[start MATERIAL SUPPLIED]
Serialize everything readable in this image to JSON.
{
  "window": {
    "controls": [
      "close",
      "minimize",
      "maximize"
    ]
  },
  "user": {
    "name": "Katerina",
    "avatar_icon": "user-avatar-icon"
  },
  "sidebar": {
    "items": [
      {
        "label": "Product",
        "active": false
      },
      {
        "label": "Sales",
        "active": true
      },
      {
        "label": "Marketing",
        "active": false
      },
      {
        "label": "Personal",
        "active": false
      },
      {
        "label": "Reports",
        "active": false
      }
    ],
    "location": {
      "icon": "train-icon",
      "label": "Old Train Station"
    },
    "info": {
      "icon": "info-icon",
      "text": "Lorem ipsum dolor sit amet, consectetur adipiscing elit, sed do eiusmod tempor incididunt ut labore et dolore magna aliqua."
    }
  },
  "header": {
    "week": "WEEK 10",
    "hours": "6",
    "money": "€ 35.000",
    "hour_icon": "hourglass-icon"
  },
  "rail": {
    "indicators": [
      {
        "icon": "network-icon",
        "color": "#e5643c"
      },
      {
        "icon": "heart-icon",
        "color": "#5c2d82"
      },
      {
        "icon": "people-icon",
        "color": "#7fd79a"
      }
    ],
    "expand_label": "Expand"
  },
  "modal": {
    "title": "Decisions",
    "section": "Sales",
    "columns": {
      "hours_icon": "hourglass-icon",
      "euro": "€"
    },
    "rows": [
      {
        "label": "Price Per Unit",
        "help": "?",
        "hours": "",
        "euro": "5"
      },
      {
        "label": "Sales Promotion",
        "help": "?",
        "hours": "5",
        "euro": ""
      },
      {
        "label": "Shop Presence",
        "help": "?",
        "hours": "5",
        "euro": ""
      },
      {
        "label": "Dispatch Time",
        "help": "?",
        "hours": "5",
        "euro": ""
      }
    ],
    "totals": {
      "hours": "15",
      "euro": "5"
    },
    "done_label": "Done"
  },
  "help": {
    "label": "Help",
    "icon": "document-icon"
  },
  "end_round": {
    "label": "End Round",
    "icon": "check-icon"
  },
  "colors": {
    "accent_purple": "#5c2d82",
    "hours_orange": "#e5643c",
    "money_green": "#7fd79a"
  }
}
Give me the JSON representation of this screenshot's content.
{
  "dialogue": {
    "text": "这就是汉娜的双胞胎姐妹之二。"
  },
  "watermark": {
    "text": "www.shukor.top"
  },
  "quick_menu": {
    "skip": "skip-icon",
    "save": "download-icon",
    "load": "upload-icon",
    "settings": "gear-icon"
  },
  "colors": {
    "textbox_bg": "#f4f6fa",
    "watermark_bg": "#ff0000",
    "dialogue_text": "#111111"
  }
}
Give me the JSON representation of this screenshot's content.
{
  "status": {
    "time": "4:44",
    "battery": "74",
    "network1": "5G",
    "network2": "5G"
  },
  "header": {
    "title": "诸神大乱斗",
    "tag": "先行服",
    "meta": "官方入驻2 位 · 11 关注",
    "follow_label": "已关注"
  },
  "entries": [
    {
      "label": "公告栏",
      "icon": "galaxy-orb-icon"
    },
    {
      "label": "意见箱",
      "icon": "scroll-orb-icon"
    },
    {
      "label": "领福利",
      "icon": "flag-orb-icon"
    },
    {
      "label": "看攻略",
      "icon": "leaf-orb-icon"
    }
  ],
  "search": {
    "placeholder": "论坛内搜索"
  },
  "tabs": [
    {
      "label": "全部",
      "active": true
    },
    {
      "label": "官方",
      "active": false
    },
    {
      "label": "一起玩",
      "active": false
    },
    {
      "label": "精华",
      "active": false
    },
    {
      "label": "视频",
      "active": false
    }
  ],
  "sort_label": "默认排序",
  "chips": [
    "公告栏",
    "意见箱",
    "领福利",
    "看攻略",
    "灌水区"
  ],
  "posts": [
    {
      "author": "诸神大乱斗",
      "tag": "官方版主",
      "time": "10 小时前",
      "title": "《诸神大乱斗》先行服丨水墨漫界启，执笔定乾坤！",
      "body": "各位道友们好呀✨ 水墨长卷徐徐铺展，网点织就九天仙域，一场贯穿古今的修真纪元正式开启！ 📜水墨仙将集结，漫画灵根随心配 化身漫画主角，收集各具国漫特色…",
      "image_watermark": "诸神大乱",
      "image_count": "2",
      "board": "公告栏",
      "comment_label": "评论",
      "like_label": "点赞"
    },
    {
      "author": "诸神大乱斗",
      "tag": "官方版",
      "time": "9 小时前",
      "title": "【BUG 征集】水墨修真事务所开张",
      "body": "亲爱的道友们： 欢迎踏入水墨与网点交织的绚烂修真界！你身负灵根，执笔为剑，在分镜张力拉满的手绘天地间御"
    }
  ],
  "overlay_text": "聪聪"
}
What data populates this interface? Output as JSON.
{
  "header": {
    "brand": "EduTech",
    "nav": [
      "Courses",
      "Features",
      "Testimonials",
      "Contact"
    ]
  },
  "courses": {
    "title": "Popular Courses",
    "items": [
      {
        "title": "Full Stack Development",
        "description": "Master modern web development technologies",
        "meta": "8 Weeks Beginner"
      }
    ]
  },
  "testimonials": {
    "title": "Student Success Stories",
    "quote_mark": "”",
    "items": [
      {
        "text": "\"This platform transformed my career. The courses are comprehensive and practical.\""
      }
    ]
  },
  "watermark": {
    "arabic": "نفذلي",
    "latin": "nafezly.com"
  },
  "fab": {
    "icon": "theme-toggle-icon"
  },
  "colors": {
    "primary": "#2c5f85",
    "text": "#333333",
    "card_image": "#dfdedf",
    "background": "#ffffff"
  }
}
[end MATERIAL SUPPLIED]
## WRITTEN TASK:
Of all the lines in the material above, how many contain the word "诸神大乱斗"? Give only the count.

## FINISHED EXERCISE:
4